BEGIN Exercise data
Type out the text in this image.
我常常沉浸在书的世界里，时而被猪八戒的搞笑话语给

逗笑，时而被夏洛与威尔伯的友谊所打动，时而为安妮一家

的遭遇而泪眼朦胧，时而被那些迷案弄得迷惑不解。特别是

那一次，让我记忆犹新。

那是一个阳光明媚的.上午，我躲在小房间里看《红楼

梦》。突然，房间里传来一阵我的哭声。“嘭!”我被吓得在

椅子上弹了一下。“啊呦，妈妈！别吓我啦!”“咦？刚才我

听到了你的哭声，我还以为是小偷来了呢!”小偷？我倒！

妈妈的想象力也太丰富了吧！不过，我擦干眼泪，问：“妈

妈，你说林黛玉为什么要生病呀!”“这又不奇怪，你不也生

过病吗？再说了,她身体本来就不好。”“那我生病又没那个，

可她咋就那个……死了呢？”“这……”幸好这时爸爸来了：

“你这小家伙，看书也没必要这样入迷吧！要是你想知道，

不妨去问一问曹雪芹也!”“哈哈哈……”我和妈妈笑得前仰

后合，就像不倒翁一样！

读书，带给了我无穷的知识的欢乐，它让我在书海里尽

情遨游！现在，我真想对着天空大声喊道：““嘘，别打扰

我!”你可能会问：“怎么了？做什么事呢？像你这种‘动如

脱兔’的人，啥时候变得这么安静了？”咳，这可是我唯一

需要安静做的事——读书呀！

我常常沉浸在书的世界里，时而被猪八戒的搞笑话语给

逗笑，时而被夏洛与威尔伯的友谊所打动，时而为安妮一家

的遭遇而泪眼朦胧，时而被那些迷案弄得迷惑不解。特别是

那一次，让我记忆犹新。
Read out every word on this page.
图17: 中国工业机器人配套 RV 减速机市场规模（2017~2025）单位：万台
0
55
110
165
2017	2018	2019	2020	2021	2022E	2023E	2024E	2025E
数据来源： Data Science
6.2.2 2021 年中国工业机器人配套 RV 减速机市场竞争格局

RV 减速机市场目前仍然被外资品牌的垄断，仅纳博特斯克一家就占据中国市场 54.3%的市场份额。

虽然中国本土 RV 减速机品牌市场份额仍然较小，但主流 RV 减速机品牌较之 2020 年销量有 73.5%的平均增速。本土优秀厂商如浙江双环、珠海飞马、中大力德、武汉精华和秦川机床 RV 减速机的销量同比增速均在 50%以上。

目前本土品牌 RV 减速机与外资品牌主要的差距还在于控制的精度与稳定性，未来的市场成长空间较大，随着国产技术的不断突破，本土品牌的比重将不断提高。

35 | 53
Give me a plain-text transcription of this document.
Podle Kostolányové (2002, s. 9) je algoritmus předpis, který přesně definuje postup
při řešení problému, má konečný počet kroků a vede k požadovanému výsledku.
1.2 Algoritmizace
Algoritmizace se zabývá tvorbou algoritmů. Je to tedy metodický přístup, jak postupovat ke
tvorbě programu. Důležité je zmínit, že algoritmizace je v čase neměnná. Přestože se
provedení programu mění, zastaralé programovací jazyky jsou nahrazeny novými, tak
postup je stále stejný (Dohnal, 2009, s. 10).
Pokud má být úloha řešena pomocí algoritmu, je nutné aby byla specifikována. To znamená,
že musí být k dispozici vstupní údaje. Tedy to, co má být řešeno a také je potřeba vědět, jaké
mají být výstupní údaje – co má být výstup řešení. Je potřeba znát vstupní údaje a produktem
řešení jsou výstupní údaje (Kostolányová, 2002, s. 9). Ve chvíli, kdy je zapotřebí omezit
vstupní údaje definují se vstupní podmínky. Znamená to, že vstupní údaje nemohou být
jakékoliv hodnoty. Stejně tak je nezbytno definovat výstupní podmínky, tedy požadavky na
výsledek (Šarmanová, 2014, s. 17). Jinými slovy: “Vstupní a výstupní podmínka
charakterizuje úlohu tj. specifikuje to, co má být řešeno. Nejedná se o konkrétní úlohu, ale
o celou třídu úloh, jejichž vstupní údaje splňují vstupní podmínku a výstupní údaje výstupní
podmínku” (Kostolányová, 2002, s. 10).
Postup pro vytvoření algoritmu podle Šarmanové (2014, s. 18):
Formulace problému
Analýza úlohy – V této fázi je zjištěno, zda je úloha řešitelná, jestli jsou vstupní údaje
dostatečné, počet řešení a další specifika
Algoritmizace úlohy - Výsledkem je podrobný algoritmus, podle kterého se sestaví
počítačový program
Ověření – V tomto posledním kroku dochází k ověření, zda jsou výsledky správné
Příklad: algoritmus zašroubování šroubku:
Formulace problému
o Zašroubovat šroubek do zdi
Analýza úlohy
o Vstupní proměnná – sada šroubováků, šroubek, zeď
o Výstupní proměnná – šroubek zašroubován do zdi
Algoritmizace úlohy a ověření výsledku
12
END Exercise data
**Task to carry out:** Copy out every entry again, exactly as it was given.

**Result for this task:**
Type out the text in this image.
我常常沉浸在书的世界里，时而被猪八戒的搞笑话语给

逗笑，时而被夏洛与威尔伯的友谊所打动，时而为安妮一家

的遭遇而泪眼朦胧，时而被那些迷案弄得迷惑不解。特别是

那一次，让我记忆犹新。

那是一个阳光明媚的.上午，我躲在小房间里看《红楼

梦》。突然，房间里传来一阵我的哭声。“嘭!”我被吓得在

椅子上弹了一下。“啊呦，妈妈！别吓我啦!”“咦？刚才我

听到了你的哭声，我还以为是小偷来了呢!”小偷？我倒！

妈妈的想象力也太丰富了吧！不过，我擦干眼泪，问：“妈

妈，你说林黛玉为什么要生病呀!”“这又不奇怪，你不也生

过病吗？再说了,她身体本来就不好。”“那我生病又没那个，

可她咋就那个……死了呢？”“这……”幸好这时爸爸来了：

“你这小家伙，看书也没必要这样入迷吧！要是你想知道，

不妨去问一问曹雪芹也!”“哈哈哈……”我和妈妈笑得前仰

后合，就像不倒翁一样！

读书，带给了我无穷的知识的欢乐，它让我在书海里尽

情遨游！现在，我真想对着天空大声喊道：““嘘，别打扰

我!”你可能会问：“怎么了？做什么事呢？像你这种‘动如

脱兔’的人，啥时候变得这么安静了？”咳，这可是我唯一

需要安静做的事——读书呀！

我常常沉浸在书的世界里，时而被猪八戒的搞笑话语给

逗笑，时而被夏洛与威尔伯的友谊所打动，时而为安妮一家

的遭遇而泪眼朦胧，时而被那些迷案弄得迷惑不解。特别是

那一次，让我记忆犹新。
Read out every word on this page.
图17: 中国工业机器人配套 RV 减速机市场规模（2017~2025）单位：万台
0
55
110
165
2017	2018	2019	2020	2021	2022E	2023E	2024E	2025E
数据来源： Data Science
6.2.2 2021 年中国工业机器人配套 RV 减速机市场竞争格局

RV 减速机市场目前仍然被外资品牌的垄断，仅纳博特斯克一家就占据中国市场 54.3%的市场份额。

虽然中国本土 RV 减速机品牌市场份额仍然较小，但主流 RV 减速机品牌较之 2020 年销量有 73.5%的平均增速。本土优秀厂商如浙江双环、珠海飞马、中大力德、武汉精华和秦川机床 RV 减速机的销量同比增速均在 50%以上。

目前本土品牌 RV 减速机与外资品牌主要的差距还在于控制的精度与稳定性，未来的市场成长空间较大，随着国产技术的不断突破，本土品牌的比重将不断提高。

35 | 53
Give me a plain-text transcription of this document.
Podle Kostolányové (2002, s. 9) je algoritmus předpis, který přesně definuje postup
při řešení problému, má konečný počet kroků a vede k požadovanému výsledku.
1.2 Algoritmizace
Algoritmizace se zabývá tvorbou algoritmů. Je to tedy metodický přístup, jak postupovat ke
tvorbě programu. Důležité je zmínit, že algoritmizace je v čase neměnná. Přestože se
provedení programu mění, zastaralé programovací jazyky jsou nahrazeny novými, tak
postup je stále stejný (Dohnal, 2009, s. 10).
Pokud má být úloha řešena pomocí algoritmu, je nutné aby byla specifikována. To znamená,
že musí být k dispozici vstupní údaje. Tedy to, co má být řešeno a také je potřeba vědět, jaké
mají být výstupní údaje – co má být výstup řešení. Je potřeba znát vstupní údaje a produktem
řešení jsou výstupní údaje (Kostolányová, 2002, s. 9). Ve chvíli, kdy je zapotřebí omezit
vstupní údaje definují se vstupní podmínky. Znamená to, že vstupní údaje nemohou být
jakékoliv hodnoty. Stejně tak je nezbytno definovat výstupní podmínky, tedy požadavky na
výsledek (Šarmanová, 2014, s. 17). Jinými slovy: “Vstupní a výstupní podmínka
charakterizuje úlohu tj. specifikuje to, co má být řešeno. Nejedná se o konkrétní úlohu, ale
o celou třídu úloh, jejichž vstupní údaje splňují vstupní podmínku a výstupní údaje výstupní
podmínku” (Kostolányová, 2002, s. 10).
Postup pro vytvoření algoritmu podle Šarmanové (2014, s. 18):
Formulace problému
Analýza úlohy – V této fázi je zjištěno, zda je úloha řešitelná, jestli jsou vstupní údaje
dostatečné, počet řešení a další specifika
Algoritmizace úlohy - Výsledkem je podrobný algoritmus, podle kterého se sestaví
počítačový program
Ověření – V tomto posledním kroku dochází k ověření, zda jsou výsledky správné
Příklad: algoritmus zašroubování šroubku:
Formulace problému
o Zašroubovat šroubek do zdi
Analýza úlohy
o Vstupní proměnná – sada šroubováků, šroubek, zeď
o Výstupní proměnná – šroubek zašroubován do zdi
Algoritmizace úlohy a ověření výsledku
12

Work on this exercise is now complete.